### Task data ###
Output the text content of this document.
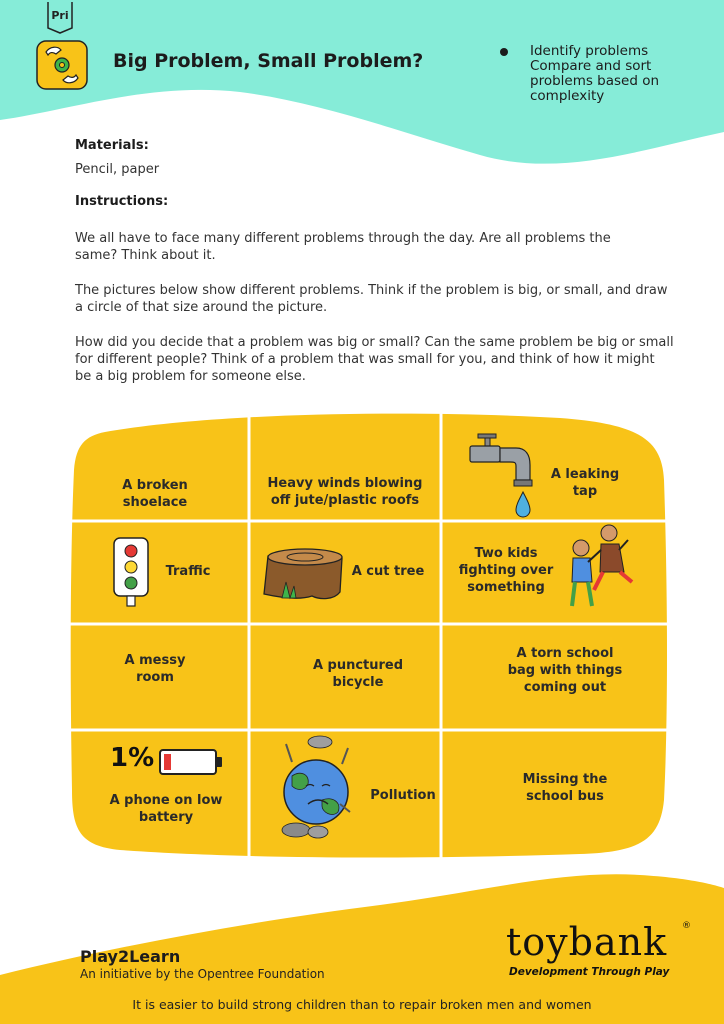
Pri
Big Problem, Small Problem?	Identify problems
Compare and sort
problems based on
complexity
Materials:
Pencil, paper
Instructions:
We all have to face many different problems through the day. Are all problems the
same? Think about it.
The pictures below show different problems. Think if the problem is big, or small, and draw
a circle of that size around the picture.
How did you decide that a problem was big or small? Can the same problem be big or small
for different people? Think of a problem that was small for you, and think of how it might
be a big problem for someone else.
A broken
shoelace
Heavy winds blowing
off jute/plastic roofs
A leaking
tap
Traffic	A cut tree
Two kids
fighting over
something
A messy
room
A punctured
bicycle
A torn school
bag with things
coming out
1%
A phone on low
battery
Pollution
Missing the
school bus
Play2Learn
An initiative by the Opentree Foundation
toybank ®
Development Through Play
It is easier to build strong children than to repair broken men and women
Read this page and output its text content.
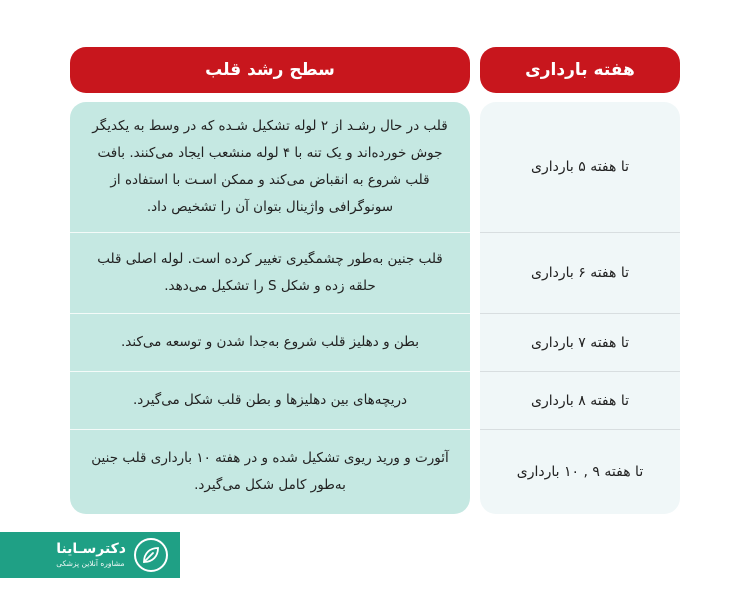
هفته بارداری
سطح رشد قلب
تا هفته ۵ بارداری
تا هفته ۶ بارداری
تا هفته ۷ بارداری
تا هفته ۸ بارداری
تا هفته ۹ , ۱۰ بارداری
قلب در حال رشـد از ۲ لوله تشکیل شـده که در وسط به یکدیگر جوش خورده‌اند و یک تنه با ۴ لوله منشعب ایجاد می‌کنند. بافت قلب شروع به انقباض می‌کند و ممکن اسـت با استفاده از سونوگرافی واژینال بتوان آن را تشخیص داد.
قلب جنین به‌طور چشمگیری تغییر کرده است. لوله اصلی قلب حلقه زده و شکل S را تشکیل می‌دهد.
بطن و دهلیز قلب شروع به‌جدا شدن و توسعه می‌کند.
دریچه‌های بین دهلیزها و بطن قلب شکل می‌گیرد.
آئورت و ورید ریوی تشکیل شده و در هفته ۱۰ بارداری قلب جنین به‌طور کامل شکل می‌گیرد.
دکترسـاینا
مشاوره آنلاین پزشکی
###
### Task data ###
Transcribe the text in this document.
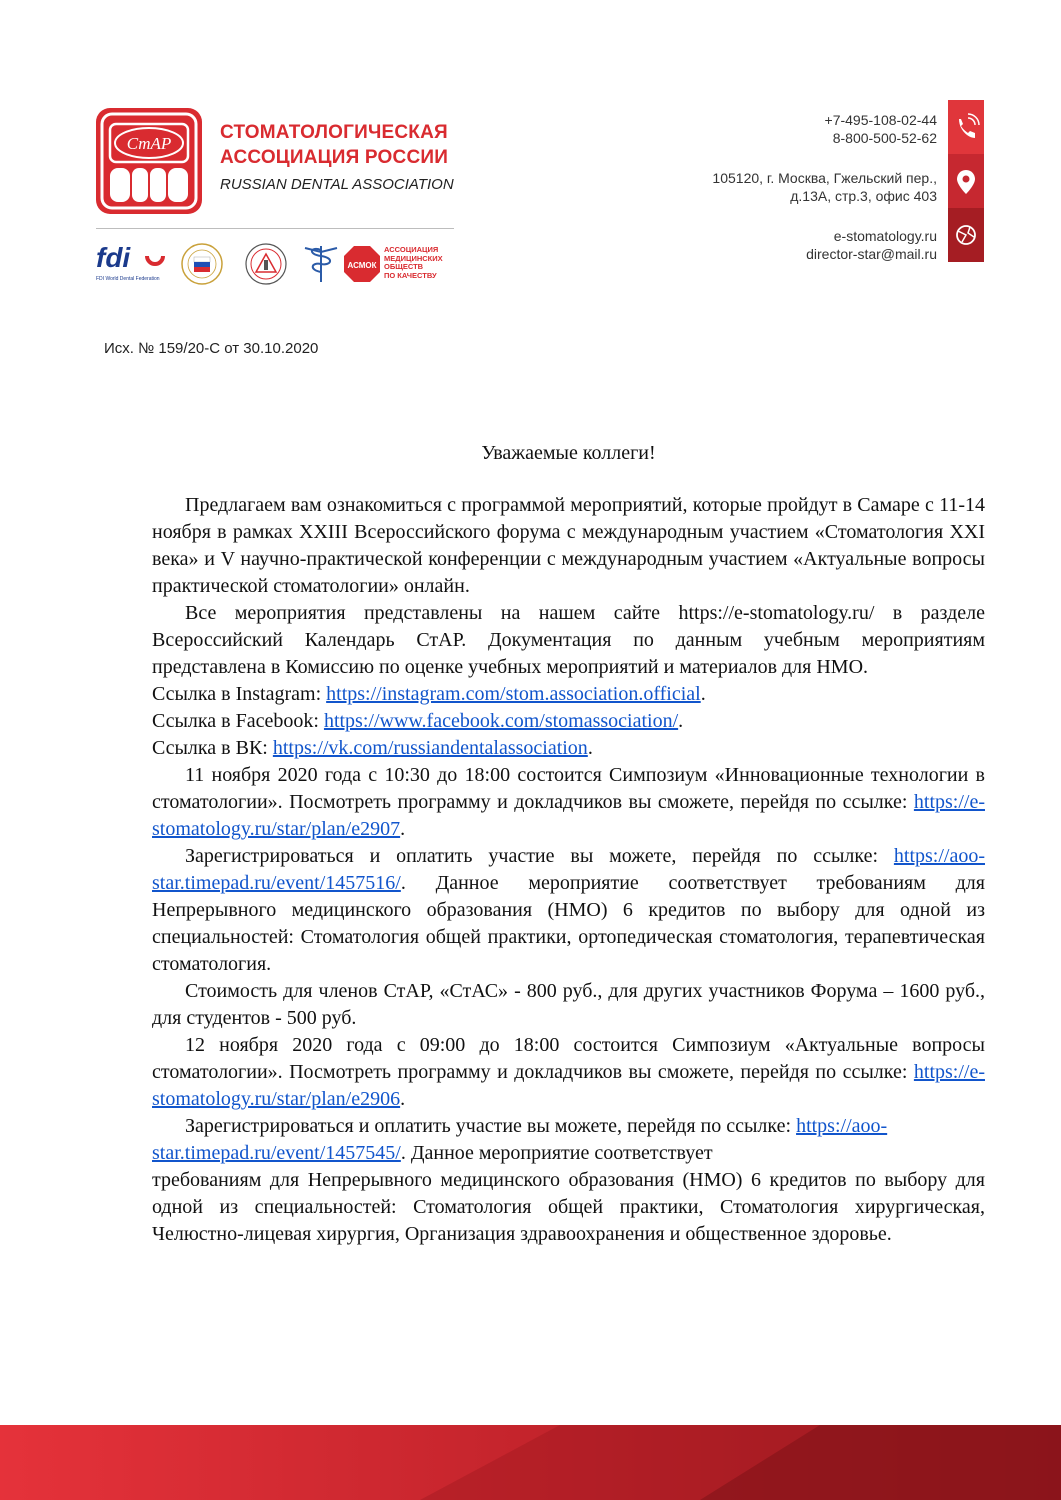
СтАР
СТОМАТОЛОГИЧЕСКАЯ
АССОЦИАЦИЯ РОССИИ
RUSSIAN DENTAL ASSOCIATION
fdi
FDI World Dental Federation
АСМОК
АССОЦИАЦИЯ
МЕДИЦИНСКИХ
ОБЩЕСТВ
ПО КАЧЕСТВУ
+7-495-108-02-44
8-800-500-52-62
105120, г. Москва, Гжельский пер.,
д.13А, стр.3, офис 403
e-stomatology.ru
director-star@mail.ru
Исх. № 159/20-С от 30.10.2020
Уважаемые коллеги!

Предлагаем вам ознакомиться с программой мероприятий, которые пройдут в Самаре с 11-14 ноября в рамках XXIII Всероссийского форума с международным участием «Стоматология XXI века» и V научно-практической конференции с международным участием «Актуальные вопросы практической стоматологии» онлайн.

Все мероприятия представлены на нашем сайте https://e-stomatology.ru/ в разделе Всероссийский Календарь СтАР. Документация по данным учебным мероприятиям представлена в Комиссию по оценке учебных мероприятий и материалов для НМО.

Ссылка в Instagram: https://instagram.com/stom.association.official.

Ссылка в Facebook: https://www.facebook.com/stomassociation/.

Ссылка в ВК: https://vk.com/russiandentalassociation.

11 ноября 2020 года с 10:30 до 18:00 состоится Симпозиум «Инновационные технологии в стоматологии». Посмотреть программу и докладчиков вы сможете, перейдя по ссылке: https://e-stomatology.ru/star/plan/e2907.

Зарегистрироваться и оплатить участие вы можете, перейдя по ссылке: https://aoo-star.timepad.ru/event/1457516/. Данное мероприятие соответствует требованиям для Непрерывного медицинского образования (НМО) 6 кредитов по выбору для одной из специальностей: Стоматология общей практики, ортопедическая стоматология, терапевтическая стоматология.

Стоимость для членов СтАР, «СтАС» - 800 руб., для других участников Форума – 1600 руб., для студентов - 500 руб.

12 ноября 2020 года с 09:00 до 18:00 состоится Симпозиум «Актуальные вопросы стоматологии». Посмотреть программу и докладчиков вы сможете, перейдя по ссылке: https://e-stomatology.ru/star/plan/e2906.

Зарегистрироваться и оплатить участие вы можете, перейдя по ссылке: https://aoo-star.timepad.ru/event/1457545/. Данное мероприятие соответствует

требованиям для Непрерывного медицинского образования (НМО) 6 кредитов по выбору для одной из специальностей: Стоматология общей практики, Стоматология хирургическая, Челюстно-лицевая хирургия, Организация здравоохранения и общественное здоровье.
###
▶ Required work: Using the listing above, show every line that includes the string "جنین".

▶ Task result:
قلب جنین به‌طور چشمگیری تغییر کرده است. لوله اصلی قلب حلقه زده و شکل S را تشکیل می‌دهد.
آئورت و ورید ریوی تشکیل شده و در هفته ۱۰ بارداری قلب جنین به‌طور کامل شکل می‌گیرد.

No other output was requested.